-- Start of EXCERPTED RECORDS --

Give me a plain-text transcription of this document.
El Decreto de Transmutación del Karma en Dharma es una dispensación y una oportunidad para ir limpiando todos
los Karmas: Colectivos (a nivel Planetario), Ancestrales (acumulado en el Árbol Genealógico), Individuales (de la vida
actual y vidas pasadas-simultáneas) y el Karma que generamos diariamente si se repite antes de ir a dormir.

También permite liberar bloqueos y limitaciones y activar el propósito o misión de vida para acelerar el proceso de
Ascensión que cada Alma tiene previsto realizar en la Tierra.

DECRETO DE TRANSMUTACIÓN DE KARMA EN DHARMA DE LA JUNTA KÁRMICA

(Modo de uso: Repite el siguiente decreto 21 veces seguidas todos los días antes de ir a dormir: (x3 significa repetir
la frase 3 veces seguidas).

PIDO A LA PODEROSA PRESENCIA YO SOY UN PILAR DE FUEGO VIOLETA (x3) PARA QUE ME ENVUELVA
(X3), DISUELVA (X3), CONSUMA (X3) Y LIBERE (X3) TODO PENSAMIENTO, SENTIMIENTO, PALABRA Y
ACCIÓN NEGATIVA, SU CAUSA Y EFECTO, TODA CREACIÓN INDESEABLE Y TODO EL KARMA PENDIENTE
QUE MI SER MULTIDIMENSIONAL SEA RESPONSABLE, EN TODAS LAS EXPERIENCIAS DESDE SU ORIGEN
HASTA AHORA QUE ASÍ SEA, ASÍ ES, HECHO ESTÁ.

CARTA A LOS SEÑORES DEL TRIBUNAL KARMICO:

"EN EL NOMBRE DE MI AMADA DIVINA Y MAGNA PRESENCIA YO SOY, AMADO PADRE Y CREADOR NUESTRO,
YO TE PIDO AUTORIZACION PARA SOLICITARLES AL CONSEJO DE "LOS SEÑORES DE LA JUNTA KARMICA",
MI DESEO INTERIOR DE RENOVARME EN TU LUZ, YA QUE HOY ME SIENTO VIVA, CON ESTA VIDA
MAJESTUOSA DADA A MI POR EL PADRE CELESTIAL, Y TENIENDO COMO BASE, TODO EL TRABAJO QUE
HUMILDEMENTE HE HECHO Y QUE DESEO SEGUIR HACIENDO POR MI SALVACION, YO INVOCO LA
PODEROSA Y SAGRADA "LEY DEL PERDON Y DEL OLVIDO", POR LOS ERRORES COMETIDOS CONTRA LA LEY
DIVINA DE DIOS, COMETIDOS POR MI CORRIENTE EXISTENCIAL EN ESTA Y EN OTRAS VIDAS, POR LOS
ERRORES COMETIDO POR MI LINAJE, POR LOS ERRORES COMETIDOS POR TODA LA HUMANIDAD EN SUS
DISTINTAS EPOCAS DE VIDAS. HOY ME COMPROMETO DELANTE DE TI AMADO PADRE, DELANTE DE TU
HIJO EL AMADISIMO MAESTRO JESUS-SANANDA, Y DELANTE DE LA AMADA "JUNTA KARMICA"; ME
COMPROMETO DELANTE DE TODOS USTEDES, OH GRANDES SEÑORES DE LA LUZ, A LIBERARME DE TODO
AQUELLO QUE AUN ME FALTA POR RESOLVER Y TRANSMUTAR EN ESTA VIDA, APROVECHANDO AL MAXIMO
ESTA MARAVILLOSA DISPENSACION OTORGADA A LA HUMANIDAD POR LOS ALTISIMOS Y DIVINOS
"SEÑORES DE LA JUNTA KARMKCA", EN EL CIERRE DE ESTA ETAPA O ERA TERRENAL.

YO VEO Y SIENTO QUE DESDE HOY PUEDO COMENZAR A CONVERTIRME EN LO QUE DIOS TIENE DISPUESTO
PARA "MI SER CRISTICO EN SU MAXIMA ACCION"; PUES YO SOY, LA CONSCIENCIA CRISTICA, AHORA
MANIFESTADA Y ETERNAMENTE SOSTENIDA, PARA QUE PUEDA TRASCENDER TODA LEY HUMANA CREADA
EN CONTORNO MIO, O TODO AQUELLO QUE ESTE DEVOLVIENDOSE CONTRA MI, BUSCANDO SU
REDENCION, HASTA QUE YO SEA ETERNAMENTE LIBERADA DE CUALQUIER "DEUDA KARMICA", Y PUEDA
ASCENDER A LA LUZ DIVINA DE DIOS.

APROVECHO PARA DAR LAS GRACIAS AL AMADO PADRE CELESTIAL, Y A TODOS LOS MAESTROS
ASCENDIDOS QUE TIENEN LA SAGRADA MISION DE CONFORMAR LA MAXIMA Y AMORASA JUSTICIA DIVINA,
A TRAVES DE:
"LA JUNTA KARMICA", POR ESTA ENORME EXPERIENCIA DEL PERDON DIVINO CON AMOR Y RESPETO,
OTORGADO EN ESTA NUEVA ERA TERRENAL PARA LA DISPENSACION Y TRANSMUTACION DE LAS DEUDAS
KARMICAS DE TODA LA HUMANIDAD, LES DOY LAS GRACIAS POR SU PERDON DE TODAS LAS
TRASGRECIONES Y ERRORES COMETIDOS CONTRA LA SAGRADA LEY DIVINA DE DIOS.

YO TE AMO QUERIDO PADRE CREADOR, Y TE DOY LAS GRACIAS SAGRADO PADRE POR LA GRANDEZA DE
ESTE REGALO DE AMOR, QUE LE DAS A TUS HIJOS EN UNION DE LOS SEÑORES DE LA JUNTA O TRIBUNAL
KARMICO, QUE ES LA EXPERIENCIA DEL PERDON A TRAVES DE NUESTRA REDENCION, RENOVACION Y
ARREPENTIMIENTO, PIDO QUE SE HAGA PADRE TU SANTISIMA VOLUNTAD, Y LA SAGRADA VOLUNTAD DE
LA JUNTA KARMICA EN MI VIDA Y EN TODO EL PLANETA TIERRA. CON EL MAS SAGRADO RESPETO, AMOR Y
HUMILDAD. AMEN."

-- End of EXCERPTED RECORDS --

YOUR OBJECTIVE:
In the material above, show every line where the word "CREADOR" turns up.

RESPONSE TO THE TASK:
"EN EL NOMBRE DE MI AMADA DIVINA Y MAGNA PRESENCIA YO SOY, AMADO PADRE Y CREADOR NUESTRO,
YO TE AMO QUERIDO PADRE CREADOR, Y TE DOY LAS GRACIAS SAGRADO PADRE POR LA GRANDEZA DE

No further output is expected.